**DIRECTIONS:** Would you quote every entry exactly, dropping only the pictures?

━━━━━━━━━━━━━━━━━━━━

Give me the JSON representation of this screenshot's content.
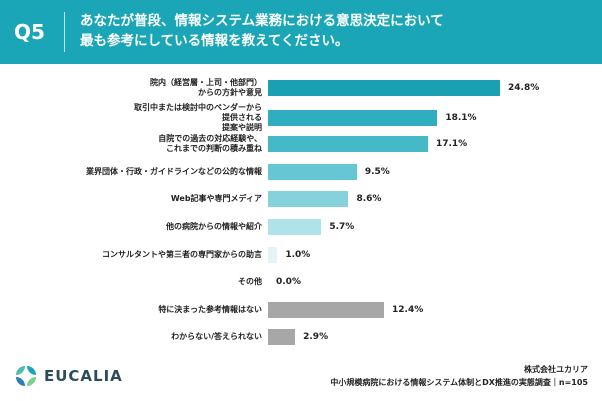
{
  "header": {
    "q_label": "Q5",
    "title_line1": "あなたが普段、情報システム業務における意思決定において",
    "title_line2": "最も参考にしている情報を教えてください。",
    "bg_color": "#1aa6b7"
  },
  "chart_data": {
    "type": "bar",
    "orientation": "horizontal",
    "unit": "%",
    "xlim": [
      0,
      24.8
    ],
    "categories": [
      [
        "院内（経営層・上司・他部門）",
        "からの方針や意見"
      ],
      [
        "取引中または検討中のベンダーから",
        "提供される",
        "提案や説明"
      ],
      [
        "自院での過去の対応経験や、",
        "これまでの判断の積み重ね"
      ],
      [
        "業界団体・行政・ガイドラインなどの公的な情報"
      ],
      [
        "Web記事や専門メディア"
      ],
      [
        "他の病院からの情報や紹介"
      ],
      [
        "コンサルタントや第三者の専門家からの助言"
      ],
      [
        "その他"
      ],
      [
        "特に決まった参考情報はない"
      ],
      [
        "わからない/答えられない"
      ]
    ],
    "values": [
      24.8,
      18.1,
      17.1,
      9.5,
      8.6,
      5.7,
      1.0,
      0.0,
      12.4,
      2.9
    ],
    "value_labels": [
      "24.8%",
      "18.1%",
      "17.1%",
      "9.5%",
      "8.6%",
      "5.7%",
      "1.0%",
      "0.0%",
      "12.4%",
      "2.9%"
    ],
    "colors": [
      "#1a9fb3",
      "#2eaebf",
      "#46b9c8",
      "#67c6d3",
      "#86d2dc",
      "#b0e2e9",
      "#e4f4f6",
      "#e4f4f6",
      "#a7a7a7",
      "#a7a7a7"
    ]
  },
  "footer": {
    "brand": "EUCALIA",
    "company": "株式会社ユカリア",
    "source": "中小規模病院における情報システム体制とDX推進の実態調査｜n=105"
  }
}
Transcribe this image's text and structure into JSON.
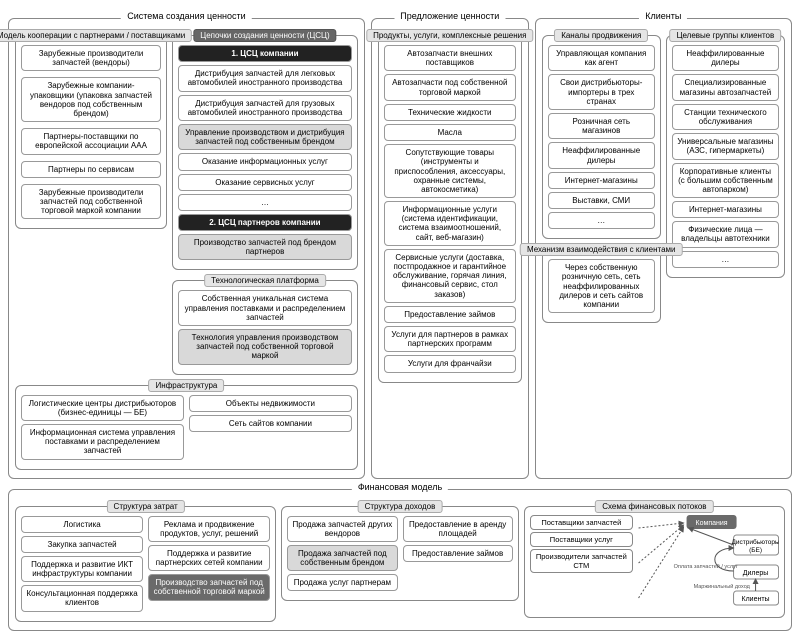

━━━━━━━━━━━━━━━━━━━━

**THE ANSWER:**
Give me the JSON representation of this screenshot's content.
{
  "header": {
    "q_label": "Q5",
    "title_line1": "あなたが普段、情報システム業務における意思決定において",
    "title_line2": "最も参考にしている情報を教えてください。",
    "bg_color": "#1aa6b7"
  },
  "chart_data": {
    "type": "bar",
    "orientation": "horizontal",
    "unit": "%",
    "xlim": [
      0,
      24.8
    ],
    "categories": [
      [
        "院内（経営層・上司・他部門）",
        "からの方針や意見"
      ],
      [
        "取引中または検討中のベンダーから",
        "提供される",
        "提案や説明"
      ],
      [
        "自院での過去の対応経験や、",
        "これまでの判断の積み重ね"
      ],
      [
        "業界団体・行政・ガイドラインなどの公的な情報"
      ],
      [
        "Web記事や専門メディア"
      ],
      [
        "他の病院からの情報や紹介"
      ],
      [
        "コンサルタントや第三者の専門家からの助言"
      ],
      [
        "その他"
      ],
      [
        "特に決まった参考情報はない"
      ],
      [
        "わからない/答えられない"
      ]
    ],
    "values": [
      24.8,
      18.1,
      17.1,
      9.5,
      8.6,
      5.7,
      1.0,
      0.0,
      12.4,
      2.9
    ],
    "value_labels": [
      "24.8%",
      "18.1%",
      "17.1%",
      "9.5%",
      "8.6%",
      "5.7%",
      "1.0%",
      "0.0%",
      "12.4%",
      "2.9%"
    ],
    "colors": [
      "#1a9fb3",
      "#2eaebf",
      "#46b9c8",
      "#67c6d3",
      "#86d2dc",
      "#b0e2e9",
      "#e4f4f6",
      "#e4f4f6",
      "#a7a7a7",
      "#a7a7a7"
    ]
  },
  "footer": {
    "brand": "EUCALIA",
    "company": "株式会社ユカリア",
    "source": "中小規模病院における情報システム体制とDX推進の実態調査｜n=105"
  }
}
Transcribe this image's text and structure into JSON.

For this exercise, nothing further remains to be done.